Each line of the material below that holds the word "data" needs to be copied.

— START RECORDS PROVIDED —

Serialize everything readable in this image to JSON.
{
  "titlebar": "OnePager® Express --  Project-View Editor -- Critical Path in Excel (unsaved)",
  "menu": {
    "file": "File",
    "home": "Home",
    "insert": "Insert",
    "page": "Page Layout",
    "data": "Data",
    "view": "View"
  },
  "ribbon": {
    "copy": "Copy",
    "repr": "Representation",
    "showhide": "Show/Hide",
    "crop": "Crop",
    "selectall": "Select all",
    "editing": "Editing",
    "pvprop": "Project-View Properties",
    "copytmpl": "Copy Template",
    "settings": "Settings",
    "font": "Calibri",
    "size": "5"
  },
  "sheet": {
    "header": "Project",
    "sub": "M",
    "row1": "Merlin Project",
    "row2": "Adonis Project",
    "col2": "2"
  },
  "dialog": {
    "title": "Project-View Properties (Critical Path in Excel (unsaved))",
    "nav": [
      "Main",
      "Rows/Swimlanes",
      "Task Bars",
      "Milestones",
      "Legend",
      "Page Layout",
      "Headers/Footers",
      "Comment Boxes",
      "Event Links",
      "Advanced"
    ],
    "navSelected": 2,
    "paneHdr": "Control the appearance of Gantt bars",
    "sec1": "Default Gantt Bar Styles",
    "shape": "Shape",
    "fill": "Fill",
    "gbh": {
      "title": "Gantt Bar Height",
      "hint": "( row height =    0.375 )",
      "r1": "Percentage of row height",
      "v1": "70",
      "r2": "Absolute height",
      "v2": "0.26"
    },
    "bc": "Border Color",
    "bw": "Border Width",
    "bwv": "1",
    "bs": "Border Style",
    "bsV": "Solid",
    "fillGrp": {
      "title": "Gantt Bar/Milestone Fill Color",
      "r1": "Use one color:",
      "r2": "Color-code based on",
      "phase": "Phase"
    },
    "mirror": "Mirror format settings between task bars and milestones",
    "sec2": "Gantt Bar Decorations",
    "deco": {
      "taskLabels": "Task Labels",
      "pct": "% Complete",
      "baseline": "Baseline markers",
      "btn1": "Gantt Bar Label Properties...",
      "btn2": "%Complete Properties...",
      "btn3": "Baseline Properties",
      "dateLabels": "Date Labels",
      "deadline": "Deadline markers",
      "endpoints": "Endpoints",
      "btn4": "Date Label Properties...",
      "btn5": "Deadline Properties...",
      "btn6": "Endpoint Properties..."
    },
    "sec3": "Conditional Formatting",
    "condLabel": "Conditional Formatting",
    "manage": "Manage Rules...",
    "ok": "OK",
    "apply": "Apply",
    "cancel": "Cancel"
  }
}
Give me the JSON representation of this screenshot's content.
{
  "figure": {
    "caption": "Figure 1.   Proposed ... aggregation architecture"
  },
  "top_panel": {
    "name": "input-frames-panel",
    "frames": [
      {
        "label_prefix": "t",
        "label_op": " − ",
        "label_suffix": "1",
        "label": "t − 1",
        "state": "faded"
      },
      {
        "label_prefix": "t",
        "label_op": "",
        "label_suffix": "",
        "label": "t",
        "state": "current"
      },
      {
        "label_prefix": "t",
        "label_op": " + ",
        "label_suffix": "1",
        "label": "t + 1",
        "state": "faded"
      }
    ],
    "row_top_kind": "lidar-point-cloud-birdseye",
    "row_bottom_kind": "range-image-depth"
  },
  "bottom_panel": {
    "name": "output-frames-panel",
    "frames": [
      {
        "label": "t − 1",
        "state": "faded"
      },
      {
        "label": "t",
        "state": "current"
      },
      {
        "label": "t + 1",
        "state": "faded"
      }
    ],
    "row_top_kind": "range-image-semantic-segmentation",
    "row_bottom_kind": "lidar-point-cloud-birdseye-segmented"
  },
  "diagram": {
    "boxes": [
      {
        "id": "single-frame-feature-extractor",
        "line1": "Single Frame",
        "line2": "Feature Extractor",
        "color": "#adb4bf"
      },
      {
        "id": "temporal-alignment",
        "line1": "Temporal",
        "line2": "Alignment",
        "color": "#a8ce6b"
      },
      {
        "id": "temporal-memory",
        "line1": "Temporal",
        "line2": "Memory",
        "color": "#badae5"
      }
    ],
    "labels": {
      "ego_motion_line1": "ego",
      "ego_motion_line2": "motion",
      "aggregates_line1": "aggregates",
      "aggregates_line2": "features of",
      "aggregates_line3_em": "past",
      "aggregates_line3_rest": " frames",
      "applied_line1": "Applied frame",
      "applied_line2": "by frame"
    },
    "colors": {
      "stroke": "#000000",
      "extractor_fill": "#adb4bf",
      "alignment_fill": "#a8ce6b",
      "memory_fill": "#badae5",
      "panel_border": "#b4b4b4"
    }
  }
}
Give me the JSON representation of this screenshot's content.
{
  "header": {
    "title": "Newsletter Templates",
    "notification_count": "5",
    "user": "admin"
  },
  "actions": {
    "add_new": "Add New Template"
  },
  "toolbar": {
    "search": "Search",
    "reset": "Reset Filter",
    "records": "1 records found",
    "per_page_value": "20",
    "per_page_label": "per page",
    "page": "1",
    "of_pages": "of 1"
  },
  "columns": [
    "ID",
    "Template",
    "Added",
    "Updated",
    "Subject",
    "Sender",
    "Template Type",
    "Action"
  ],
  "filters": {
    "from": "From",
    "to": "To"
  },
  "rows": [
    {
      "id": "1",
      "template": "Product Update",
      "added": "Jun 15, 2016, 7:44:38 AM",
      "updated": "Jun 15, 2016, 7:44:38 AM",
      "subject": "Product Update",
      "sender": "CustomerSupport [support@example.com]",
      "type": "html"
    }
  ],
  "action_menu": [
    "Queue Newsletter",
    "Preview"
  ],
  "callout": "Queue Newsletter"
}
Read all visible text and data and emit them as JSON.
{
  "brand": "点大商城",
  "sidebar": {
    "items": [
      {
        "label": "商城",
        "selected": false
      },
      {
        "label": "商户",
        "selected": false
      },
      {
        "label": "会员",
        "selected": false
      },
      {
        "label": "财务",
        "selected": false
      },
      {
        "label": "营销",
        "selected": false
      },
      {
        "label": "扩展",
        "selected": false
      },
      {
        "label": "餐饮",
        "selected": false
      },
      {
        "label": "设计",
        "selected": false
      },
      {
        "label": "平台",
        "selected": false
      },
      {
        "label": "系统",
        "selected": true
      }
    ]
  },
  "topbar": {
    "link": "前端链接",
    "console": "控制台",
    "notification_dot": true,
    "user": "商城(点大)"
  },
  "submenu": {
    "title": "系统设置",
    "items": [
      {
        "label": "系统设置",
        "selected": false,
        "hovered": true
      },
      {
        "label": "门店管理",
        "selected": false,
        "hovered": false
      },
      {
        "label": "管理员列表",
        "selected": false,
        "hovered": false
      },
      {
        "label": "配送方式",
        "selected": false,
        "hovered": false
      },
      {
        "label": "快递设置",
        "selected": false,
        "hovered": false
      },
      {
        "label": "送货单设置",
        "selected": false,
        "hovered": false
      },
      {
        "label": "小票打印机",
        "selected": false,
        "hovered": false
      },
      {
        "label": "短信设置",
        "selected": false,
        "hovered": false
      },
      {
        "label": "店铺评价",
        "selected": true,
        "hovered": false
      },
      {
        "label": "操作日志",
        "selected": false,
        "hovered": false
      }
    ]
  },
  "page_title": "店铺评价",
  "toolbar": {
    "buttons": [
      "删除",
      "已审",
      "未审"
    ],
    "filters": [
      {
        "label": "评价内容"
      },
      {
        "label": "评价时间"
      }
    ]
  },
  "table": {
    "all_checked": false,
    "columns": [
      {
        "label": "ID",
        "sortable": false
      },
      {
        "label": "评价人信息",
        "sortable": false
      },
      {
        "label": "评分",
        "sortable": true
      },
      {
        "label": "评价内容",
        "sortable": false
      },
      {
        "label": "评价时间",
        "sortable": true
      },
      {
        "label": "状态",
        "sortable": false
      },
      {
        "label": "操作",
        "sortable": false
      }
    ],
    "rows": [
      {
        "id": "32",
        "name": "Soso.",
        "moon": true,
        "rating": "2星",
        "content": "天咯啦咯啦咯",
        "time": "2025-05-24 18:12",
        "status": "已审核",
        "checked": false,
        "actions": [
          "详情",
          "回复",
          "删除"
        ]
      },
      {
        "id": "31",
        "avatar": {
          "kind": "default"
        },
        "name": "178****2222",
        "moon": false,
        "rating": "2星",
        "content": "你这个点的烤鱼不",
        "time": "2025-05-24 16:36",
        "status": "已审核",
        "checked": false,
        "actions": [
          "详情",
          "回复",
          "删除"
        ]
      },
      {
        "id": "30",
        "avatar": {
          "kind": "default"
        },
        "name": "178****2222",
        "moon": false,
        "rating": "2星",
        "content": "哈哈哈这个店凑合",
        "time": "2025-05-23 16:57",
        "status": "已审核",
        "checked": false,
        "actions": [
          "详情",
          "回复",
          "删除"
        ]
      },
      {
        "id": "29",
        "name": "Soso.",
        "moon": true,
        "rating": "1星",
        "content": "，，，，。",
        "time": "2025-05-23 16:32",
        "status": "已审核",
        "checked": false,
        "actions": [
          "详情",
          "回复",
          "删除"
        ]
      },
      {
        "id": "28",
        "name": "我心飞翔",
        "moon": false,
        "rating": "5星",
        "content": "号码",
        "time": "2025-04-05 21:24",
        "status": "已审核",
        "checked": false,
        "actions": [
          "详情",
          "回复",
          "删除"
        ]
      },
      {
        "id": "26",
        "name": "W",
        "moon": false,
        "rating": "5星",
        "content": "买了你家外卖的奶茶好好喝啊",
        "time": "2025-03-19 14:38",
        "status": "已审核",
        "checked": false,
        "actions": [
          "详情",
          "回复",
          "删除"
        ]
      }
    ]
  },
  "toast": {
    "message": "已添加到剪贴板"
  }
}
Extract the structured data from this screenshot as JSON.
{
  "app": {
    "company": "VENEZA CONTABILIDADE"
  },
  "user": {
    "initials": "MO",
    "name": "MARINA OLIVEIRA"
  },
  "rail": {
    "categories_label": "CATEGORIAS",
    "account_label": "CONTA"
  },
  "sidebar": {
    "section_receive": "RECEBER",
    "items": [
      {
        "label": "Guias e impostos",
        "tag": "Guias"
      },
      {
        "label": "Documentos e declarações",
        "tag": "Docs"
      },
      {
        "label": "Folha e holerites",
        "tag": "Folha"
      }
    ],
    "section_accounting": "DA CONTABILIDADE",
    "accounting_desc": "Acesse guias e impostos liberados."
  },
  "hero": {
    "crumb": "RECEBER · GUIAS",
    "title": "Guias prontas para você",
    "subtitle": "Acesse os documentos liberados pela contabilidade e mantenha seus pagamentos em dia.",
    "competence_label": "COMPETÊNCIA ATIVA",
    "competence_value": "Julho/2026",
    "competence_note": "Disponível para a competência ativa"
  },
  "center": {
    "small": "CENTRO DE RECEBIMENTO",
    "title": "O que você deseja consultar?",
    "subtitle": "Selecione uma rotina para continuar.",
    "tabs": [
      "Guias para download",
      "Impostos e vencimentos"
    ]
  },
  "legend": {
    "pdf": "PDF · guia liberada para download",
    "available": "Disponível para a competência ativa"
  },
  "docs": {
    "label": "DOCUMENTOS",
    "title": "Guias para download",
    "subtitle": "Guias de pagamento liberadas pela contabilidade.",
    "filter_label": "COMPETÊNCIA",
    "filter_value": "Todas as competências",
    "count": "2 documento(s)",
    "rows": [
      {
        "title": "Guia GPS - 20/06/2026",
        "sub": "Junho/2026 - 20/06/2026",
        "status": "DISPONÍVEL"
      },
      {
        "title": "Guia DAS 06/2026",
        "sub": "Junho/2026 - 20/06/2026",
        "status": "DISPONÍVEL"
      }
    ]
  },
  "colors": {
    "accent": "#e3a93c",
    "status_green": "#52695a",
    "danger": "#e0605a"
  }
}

— END RECORDS PROVIDED —

**SOLUTION FOR THIS TASK**
    "data": "Data",
Read all visible text and data and emit them as JSON.
Extract the structured data from this screenshot as JSON.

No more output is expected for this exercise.